◆ EXERCISE DIRECTIONS:
Can you give the entries from the first line through the line containing "perspective-lines-icon[interactable]: ◇ xyxy=(583,20,605,44)", inclusive, as a numbered list with blank lines left out?

━━━━━━━━━━━━━━━━━━━━━━━━━━━━━━

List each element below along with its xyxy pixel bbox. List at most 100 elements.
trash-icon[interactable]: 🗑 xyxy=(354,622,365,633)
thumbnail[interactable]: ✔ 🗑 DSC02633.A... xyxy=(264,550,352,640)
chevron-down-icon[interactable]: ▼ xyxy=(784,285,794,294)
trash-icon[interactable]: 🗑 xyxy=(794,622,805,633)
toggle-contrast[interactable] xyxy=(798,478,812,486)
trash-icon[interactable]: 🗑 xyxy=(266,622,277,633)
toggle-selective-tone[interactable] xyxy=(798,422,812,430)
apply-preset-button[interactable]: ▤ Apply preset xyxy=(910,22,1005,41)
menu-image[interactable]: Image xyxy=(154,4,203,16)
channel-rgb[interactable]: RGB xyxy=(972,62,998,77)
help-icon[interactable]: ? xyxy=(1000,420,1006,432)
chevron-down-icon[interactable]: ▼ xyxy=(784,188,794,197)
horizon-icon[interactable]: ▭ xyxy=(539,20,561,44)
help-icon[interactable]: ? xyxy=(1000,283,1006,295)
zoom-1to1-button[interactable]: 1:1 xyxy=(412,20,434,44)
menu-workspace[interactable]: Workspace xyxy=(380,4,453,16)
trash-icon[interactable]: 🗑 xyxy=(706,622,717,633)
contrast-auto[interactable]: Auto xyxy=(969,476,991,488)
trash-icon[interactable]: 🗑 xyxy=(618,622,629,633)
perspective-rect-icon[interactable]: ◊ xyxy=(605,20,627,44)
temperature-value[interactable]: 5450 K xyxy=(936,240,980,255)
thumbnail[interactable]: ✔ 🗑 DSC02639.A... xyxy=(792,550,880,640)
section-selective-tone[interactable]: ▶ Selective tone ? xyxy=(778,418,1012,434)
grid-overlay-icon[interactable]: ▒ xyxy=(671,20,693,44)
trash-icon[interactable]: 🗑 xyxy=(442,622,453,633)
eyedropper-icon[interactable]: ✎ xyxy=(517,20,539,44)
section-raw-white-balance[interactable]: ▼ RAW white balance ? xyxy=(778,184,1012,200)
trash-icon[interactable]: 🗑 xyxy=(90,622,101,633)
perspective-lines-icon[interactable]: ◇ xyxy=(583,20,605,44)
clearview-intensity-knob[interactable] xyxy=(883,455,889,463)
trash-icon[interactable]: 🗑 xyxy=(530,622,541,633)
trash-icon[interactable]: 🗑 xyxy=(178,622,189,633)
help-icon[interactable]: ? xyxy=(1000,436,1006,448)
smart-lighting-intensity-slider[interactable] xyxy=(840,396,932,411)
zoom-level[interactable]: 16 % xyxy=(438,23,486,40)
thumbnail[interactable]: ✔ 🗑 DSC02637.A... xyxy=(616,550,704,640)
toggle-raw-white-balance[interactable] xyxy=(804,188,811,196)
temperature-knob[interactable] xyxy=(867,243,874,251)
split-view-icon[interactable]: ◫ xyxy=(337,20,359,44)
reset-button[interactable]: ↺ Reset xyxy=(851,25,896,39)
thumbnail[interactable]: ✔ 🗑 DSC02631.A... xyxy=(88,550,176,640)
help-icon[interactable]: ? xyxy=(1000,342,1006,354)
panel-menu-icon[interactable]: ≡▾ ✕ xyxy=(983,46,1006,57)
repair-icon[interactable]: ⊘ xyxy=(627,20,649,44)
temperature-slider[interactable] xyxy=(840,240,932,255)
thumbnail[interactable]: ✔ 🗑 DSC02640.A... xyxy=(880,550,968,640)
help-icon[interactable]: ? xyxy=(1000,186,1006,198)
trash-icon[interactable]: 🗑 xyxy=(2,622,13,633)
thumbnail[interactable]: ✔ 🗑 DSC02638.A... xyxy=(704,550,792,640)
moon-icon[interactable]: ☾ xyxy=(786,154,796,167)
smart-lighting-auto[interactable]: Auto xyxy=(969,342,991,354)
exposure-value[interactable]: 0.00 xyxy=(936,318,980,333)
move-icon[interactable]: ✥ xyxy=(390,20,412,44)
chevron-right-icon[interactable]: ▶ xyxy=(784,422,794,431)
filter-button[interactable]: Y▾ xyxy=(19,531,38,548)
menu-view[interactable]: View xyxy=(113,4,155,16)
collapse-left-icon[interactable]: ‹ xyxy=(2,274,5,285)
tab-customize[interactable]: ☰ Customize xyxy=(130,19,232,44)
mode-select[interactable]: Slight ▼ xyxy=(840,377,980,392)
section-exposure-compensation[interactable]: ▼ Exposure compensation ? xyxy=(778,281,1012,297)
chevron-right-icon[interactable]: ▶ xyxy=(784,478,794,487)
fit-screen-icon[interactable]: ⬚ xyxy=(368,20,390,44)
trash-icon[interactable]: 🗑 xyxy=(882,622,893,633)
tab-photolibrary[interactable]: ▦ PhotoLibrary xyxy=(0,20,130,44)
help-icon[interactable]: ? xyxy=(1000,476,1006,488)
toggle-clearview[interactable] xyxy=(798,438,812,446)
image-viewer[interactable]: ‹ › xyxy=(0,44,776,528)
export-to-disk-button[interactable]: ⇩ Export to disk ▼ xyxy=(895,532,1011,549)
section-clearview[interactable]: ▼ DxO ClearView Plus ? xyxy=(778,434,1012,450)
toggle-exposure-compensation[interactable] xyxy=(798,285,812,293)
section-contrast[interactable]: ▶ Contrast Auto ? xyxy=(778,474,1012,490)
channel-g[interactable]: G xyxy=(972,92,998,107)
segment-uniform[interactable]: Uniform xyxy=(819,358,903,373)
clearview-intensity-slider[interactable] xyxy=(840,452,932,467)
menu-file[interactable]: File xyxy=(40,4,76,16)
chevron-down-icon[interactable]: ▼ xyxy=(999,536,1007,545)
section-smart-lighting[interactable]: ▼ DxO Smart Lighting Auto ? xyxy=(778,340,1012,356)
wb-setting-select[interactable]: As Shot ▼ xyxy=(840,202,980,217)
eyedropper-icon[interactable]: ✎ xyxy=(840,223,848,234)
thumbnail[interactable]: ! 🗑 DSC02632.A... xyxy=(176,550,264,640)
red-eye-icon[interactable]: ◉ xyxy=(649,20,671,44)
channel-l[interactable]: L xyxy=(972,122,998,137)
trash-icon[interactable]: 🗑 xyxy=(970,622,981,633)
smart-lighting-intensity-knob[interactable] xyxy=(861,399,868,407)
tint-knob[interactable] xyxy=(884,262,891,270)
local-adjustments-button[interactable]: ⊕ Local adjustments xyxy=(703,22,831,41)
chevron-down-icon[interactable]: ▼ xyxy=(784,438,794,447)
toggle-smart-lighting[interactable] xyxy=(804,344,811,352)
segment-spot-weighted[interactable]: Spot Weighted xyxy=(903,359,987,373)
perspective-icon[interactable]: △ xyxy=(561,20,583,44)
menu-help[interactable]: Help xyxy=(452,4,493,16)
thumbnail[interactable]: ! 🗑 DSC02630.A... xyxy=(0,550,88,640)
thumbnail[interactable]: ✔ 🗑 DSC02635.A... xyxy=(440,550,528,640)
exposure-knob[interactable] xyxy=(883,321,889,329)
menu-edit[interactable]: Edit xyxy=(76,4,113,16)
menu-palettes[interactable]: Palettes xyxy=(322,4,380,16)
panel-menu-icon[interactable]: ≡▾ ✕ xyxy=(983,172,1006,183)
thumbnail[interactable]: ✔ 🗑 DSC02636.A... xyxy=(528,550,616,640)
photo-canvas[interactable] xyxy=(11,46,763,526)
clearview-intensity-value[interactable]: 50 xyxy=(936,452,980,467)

━━━━━━━━━━━━━━━━━━━━━━━━━━━━━━

◆ ANSWER BELOW:
1. List each element below along with its xyxy pixel bbox. List at most 100 elements.
2. trash-icon[interactable]: 🗑 xyxy=(354,622,365,633)
3. thumbnail[interactable]: ✔ 🗑 DSC02633.A... xyxy=(264,550,352,640)
4. chevron-down-icon[interactable]: ▼ xyxy=(784,285,794,294)
5. trash-icon[interactable]: 🗑 xyxy=(794,622,805,633)
6. toggle-contrast[interactable] xyxy=(798,478,812,486)
7. trash-icon[interactable]: 🗑 xyxy=(266,622,277,633)
8. toggle-selective-tone[interactable] xyxy=(798,422,812,430)
9. apply-preset-button[interactable]: ▤ Apply preset xyxy=(910,22,1005,41)
10. menu-image[interactable]: Image xyxy=(154,4,203,16)
11. channel-rgb[interactable]: RGB xyxy=(972,62,998,77)
12. help-icon[interactable]: ? xyxy=(1000,420,1006,432)
13. chevron-down-icon[interactable]: ▼ xyxy=(784,188,794,197)
14. horizon-icon[interactable]: ▭ xyxy=(539,20,561,44)
15. help-icon[interactable]: ? xyxy=(1000,283,1006,295)
16. zoom-1to1-button[interactable]: 1:1 xyxy=(412,20,434,44)
17. menu-workspace[interactable]: Workspace xyxy=(380,4,453,16)
18. trash-icon[interactable]: 🗑 xyxy=(706,622,717,633)
19. contrast-auto[interactable]: Auto xyxy=(969,476,991,488)
20. trash-icon[interactable]: 🗑 xyxy=(618,622,629,633)
21. perspective-rect-icon[interactable]: ◊ xyxy=(605,20,627,44)
22. temperature-value[interactable]: 5450 K xyxy=(936,240,980,255)
23. thumbnail[interactable]: ✔ 🗑 DSC02639.A... xyxy=(792,550,880,640)
24. section-selective-tone[interactable]: ▶ Selective tone ? xyxy=(778,418,1012,434)
25. grid-overlay-icon[interactable]: ▒ xyxy=(671,20,693,44)
26. trash-icon[interactable]: 🗑 xyxy=(442,622,453,633)
27. eyedropper-icon[interactable]: ✎ xyxy=(517,20,539,44)
28. section-raw-white-balance[interactable]: ▼ RAW white balance ? xyxy=(778,184,1012,200)
29. trash-icon[interactable]: 🗑 xyxy=(90,622,101,633)
30. perspective-lines-icon[interactable]: ◇ xyxy=(583,20,605,44)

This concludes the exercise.